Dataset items

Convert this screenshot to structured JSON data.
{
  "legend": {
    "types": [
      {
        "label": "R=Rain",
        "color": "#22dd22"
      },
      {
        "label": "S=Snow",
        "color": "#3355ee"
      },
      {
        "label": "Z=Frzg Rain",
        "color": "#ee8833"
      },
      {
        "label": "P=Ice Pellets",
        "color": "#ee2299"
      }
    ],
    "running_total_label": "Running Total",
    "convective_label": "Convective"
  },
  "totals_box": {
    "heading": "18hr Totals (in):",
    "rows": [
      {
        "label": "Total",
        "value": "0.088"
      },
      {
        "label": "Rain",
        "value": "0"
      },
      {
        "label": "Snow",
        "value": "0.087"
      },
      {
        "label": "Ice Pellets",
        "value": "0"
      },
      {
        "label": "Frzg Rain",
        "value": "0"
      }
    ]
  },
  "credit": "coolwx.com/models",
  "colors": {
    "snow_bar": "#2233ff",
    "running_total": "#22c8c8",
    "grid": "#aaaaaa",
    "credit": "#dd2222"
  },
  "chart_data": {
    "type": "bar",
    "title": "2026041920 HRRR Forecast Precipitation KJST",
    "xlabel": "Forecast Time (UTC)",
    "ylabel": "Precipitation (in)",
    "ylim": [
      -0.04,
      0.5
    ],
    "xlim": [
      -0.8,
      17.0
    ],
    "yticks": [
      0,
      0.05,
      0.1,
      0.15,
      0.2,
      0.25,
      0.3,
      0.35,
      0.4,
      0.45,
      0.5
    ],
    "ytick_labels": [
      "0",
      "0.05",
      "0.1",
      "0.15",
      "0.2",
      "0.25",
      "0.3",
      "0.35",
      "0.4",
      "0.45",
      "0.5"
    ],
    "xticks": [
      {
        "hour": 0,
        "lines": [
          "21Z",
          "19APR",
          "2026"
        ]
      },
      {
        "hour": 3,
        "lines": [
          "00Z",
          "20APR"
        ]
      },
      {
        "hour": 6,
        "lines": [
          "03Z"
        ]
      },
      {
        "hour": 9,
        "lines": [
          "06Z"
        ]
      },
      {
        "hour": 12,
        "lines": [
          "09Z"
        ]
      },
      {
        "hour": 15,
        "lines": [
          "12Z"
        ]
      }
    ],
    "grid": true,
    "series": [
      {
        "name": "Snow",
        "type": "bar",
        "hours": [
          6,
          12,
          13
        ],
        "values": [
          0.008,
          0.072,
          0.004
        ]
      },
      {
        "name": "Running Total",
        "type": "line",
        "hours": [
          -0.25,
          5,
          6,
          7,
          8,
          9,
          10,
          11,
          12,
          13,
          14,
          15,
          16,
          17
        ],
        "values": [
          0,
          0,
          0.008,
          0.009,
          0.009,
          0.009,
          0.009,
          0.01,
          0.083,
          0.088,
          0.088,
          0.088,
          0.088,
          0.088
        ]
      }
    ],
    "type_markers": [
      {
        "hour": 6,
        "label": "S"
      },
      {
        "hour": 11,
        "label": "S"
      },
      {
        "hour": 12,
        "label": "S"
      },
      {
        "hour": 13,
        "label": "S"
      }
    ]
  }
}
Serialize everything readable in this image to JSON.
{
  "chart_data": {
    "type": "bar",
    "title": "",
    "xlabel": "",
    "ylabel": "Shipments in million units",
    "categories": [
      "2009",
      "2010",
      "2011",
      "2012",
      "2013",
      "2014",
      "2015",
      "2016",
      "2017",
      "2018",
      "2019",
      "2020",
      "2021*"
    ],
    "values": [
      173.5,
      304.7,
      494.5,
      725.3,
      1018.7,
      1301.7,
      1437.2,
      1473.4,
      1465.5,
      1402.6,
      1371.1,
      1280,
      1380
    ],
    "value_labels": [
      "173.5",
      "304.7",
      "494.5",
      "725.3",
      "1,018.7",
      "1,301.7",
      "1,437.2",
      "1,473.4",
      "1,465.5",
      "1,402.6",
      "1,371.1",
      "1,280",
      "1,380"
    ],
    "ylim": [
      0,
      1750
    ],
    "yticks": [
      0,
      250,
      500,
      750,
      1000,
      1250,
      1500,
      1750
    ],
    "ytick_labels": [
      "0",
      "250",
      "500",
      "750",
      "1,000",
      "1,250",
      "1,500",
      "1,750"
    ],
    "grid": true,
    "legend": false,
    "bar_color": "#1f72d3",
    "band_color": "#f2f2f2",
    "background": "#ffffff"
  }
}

» STATED TASK
Copy every line above that includes the string "Rain".

» RESULT BELOW
        "label": "R=Rain",
        "label": "Z=Frzg Rain",
        "label": "Rain",
        "label": "Frzg Rain",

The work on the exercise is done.